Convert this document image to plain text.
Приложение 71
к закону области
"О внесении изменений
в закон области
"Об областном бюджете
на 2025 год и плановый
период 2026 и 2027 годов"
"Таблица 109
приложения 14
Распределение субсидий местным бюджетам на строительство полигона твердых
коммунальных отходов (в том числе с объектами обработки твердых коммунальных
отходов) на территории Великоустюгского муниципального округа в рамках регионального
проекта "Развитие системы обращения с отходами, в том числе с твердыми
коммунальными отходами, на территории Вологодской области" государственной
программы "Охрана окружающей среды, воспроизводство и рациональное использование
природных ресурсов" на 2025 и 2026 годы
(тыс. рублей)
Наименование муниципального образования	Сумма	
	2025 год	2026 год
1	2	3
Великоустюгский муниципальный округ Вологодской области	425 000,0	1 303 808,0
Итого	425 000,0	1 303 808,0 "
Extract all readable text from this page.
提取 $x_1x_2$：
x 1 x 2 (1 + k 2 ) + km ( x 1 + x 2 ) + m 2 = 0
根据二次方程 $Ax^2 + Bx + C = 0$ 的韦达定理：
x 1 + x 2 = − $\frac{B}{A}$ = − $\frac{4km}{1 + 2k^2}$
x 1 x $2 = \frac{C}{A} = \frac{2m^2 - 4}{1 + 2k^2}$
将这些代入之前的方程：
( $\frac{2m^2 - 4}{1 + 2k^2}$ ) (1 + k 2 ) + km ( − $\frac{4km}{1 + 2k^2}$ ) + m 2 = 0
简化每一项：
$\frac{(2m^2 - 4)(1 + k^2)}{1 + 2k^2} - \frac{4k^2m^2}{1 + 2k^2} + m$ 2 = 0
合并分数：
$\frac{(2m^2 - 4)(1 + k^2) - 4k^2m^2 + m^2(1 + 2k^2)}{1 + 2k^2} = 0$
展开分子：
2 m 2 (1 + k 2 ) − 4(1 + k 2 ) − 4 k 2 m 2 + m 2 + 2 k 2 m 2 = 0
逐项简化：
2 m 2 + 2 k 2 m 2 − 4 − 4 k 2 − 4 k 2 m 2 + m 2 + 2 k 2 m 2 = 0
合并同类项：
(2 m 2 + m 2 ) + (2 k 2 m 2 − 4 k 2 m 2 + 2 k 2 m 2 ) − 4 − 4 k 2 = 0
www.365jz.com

◆ ◆ ◆ ◆ ◆ ◆ ◆

• Exercise directions
Copy out the lines from the line containing "Extract all readable text from this page." to the end of the listing above, without alteration.

• Result for this exercise
Extract all readable text from this page.
提取 $x_1x_2$：
x 1 x 2 (1 + k 2 ) + km ( x 1 + x 2 ) + m 2 = 0
根据二次方程 $Ax^2 + Bx + C = 0$ 的韦达定理：
x 1 + x 2 = − $\frac{B}{A}$ = − $\frac{4km}{1 + 2k^2}$
x 1 x $2 = \frac{C}{A} = \frac{2m^2 - 4}{1 + 2k^2}$
将这些代入之前的方程：
( $\frac{2m^2 - 4}{1 + 2k^2}$ ) (1 + k 2 ) + km ( − $\frac{4km}{1 + 2k^2}$ ) + m 2 = 0
简化每一项：
$\frac{(2m^2 - 4)(1 + k^2)}{1 + 2k^2} - \frac{4k^2m^2}{1 + 2k^2} + m$ 2 = 0
合并分数：
$\frac{(2m^2 - 4)(1 + k^2) - 4k^2m^2 + m^2(1 + 2k^2)}{1 + 2k^2} = 0$
展开分子：
2 m 2 (1 + k 2 ) − 4(1 + k 2 ) − 4 k 2 m 2 + m 2 + 2 k 2 m 2 = 0
逐项简化：
2 m 2 + 2 k 2 m 2 − 4 − 4 k 2 − 4 k 2 m 2 + m 2 + 2 k 2 m 2 = 0
合并同类项：
(2 m 2 + m 2 ) + (2 k 2 m 2 − 4 k 2 m 2 + 2 k 2 m 2 ) − 4 − 4 k 2 = 0
www.365jz.com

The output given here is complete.